--- Data records ---
┌────────
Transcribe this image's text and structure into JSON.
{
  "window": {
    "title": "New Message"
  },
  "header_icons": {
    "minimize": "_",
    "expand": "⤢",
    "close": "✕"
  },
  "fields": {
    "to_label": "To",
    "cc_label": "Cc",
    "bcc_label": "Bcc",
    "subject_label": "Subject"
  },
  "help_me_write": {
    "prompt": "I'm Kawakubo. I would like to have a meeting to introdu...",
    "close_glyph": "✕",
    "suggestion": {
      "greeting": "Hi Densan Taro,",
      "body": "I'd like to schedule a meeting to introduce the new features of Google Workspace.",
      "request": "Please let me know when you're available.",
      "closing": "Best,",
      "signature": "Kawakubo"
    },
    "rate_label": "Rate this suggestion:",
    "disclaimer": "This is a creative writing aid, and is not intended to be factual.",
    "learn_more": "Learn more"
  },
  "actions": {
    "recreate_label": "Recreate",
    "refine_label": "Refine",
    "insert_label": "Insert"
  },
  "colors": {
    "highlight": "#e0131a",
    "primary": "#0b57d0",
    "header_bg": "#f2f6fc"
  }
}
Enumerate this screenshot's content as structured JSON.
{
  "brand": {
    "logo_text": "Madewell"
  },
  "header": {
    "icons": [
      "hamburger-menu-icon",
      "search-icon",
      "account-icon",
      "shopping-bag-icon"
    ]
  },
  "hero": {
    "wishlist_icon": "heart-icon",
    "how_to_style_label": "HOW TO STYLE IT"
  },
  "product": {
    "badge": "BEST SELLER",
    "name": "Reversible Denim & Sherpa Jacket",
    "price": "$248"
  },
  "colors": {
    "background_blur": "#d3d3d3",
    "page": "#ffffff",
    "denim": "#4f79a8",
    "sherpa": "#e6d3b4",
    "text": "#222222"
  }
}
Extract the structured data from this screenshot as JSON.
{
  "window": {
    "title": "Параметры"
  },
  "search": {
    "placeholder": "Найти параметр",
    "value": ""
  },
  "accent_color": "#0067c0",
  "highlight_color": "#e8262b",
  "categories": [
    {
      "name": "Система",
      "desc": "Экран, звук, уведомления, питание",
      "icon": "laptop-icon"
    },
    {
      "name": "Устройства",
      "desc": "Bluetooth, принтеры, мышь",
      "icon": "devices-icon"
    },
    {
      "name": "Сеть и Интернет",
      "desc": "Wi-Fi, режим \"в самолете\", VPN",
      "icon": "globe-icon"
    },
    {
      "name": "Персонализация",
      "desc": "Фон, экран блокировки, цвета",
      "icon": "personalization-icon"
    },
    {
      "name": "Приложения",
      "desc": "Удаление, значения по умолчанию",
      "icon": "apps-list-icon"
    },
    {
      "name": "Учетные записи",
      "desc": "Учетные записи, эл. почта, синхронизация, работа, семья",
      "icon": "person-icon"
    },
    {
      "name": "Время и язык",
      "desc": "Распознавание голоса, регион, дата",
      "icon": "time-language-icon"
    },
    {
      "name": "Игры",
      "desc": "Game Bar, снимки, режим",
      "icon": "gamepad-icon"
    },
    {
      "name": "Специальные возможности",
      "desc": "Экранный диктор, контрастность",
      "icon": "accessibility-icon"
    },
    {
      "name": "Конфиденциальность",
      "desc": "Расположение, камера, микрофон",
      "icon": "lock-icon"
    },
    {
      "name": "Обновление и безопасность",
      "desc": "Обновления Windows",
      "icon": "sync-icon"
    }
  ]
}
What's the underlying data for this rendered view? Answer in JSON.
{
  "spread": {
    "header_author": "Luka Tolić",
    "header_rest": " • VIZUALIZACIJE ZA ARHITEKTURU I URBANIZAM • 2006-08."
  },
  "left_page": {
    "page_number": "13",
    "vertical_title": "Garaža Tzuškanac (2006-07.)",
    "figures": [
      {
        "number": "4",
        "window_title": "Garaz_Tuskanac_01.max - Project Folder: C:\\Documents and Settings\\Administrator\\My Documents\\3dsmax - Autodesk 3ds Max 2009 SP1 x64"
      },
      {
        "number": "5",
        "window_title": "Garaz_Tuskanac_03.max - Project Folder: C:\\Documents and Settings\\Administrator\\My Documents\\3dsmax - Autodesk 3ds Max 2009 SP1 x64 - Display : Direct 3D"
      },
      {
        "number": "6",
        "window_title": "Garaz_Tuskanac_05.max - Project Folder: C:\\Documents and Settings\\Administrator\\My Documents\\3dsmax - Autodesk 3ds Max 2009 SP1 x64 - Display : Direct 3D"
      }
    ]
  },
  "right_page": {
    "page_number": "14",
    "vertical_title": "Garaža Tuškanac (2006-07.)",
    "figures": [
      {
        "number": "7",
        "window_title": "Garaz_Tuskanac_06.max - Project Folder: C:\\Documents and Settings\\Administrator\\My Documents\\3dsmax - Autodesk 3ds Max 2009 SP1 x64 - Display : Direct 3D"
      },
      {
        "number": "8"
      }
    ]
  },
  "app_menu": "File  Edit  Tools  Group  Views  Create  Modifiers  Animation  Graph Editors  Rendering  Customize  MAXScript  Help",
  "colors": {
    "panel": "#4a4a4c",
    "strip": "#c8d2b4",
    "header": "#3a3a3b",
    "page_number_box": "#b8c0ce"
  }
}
└────────
--- Prompt ---
Reproduce each entry above exactly, keeping every word.

--- Task result ---
Transcribe this image's text and structure into JSON.
{
  "window": {
    "title": "New Message"
  },
  "header_icons": {
    "minimize": "_",
    "expand": "⤢",
    "close": "✕"
  },
  "fields": {
    "to_label": "To",
    "cc_label": "Cc",
    "bcc_label": "Bcc",
    "subject_label": "Subject"
  },
  "help_me_write": {
    "prompt": "I'm Kawakubo. I would like to have a meeting to introdu...",
    "close_glyph": "✕",
    "suggestion": {
      "greeting": "Hi Densan Taro,",
      "body": "I'd like to schedule a meeting to introduce the new features of Google Workspace.",
      "request": "Please let me know when you're available.",
      "closing": "Best,",
      "signature": "Kawakubo"
    },
    "rate_label": "Rate this suggestion:",
    "disclaimer": "This is a creative writing aid, and is not intended to be factual.",
    "learn_more": "Learn more"
  },
  "actions": {
    "recreate_label": "Recreate",
    "refine_label": "Refine",
    "insert_label": "Insert"
  },
  "colors": {
    "highlight": "#e0131a",
    "primary": "#0b57d0",
    "header_bg": "#f2f6fc"
  }
}
Enumerate this screenshot's content as structured JSON.
{
  "brand": {
    "logo_text": "Madewell"
  },
  "header": {
    "icons": [
      "hamburger-menu-icon",
      "search-icon",
      "account-icon",
      "shopping-bag-icon"
    ]
  },
  "hero": {
    "wishlist_icon": "heart-icon",
    "how_to_style_label": "HOW TO STYLE IT"
  },
  "product": {
    "badge": "BEST SELLER",
    "name": "Reversible Denim & Sherpa Jacket",
    "price": "$248"
  },
  "colors": {
    "background_blur": "#d3d3d3",
    "page": "#ffffff",
    "denim": "#4f79a8",
    "sherpa": "#e6d3b4",
    "text": "#222222"
  }
}
Extract the structured data from this screenshot as JSON.
{
  "window": {
    "title": "Параметры"
  },
  "search": {
    "placeholder": "Найти параметр",
    "value": ""
  },
  "accent_color": "#0067c0",
  "highlight_color": "#e8262b",
  "categories": [
    {
      "name": "Система",
      "desc": "Экран, звук, уведомления, питание",
      "icon": "laptop-icon"
    },
    {
      "name": "Устройства",
      "desc": "Bluetooth, принтеры, мышь",
      "icon": "devices-icon"
    },
    {
      "name": "Сеть и Интернет",
      "desc": "Wi-Fi, режим \"в самолете\", VPN",
      "icon": "globe-icon"
    },
    {
      "name": "Персонализация",
      "desc": "Фон, экран блокировки, цвета",
      "icon": "personalization-icon"
    },
    {
      "name": "Приложения",
      "desc": "Удаление, значения по умолчанию",
      "icon": "apps-list-icon"
    },
    {
      "name": "Учетные записи",
      "desc": "Учетные записи, эл. почта, синхронизация, работа, семья",
      "icon": "person-icon"
    },
    {
      "name": "Время и язык",
      "desc": "Распознавание голоса, регион, дата",
      "icon": "time-language-icon"
    },
    {
      "name": "Игры",
      "desc": "Game Bar, снимки, режим",
      "icon": "gamepad-icon"
    },
    {
      "name": "Специальные возможности",
      "desc": "Экранный диктор, контрастность",
      "icon": "accessibility-icon"
    },
    {
      "name": "Конфиденциальность",
      "desc": "Расположение, камера, микрофон",
      "icon": "lock-icon"
    },
    {
      "name": "Обновление и безопасность",
      "desc": "Обновления Windows",
      "icon": "sync-icon"
    }
  ]
}
What's the underlying data for this rendered view? Answer in JSON.
{
  "spread": {
    "header_author": "Luka Tolić",
    "header_rest": " • VIZUALIZACIJE ZA ARHITEKTURU I URBANIZAM • 2006-08."
  },
  "left_page": {
    "page_number": "13",
    "vertical_title": "Garaža Tzuškanac (2006-07.)",
    "figures": [
      {
        "number": "4",
        "window_title": "Garaz_Tuskanac_01.max - Project Folder: C:\\Documents and Settings\\Administrator\\My Documents\\3dsmax - Autodesk 3ds Max 2009 SP1 x64"
      },
      {
        "number": "5",
        "window_title": "Garaz_Tuskanac_03.max - Project Folder: C:\\Documents and Settings\\Administrator\\My Documents\\3dsmax - Autodesk 3ds Max 2009 SP1 x64 - Display : Direct 3D"
      },
      {
        "number": "6",
        "window_title": "Garaz_Tuskanac_05.max - Project Folder: C:\\Documents and Settings\\Administrator\\My Documents\\3dsmax - Autodesk 3ds Max 2009 SP1 x64 - Display : Direct 3D"
      }
    ]
  },
  "right_page": {
    "page_number": "14",
    "vertical_title": "Garaža Tuškanac (2006-07.)",
    "figures": [
      {
        "number": "7",
        "window_title": "Garaz_Tuskanac_06.max - Project Folder: C:\\Documents and Settings\\Administrator\\My Documents\\3dsmax - Autodesk 3ds Max 2009 SP1 x64 - Display : Direct 3D"
      },
      {
        "number": "8"
      }
    ]
  },
  "app_menu": "File  Edit  Tools  Group  Views  Create  Modifiers  Animation  Graph Editors  Rendering  Customize  MAXScript  Help",
  "colors": {
    "panel": "#4a4a4c",
    "strip": "#c8d2b4",
    "header": "#3a3a3b",
    "page_number_box": "#b8c0ce"
  }
}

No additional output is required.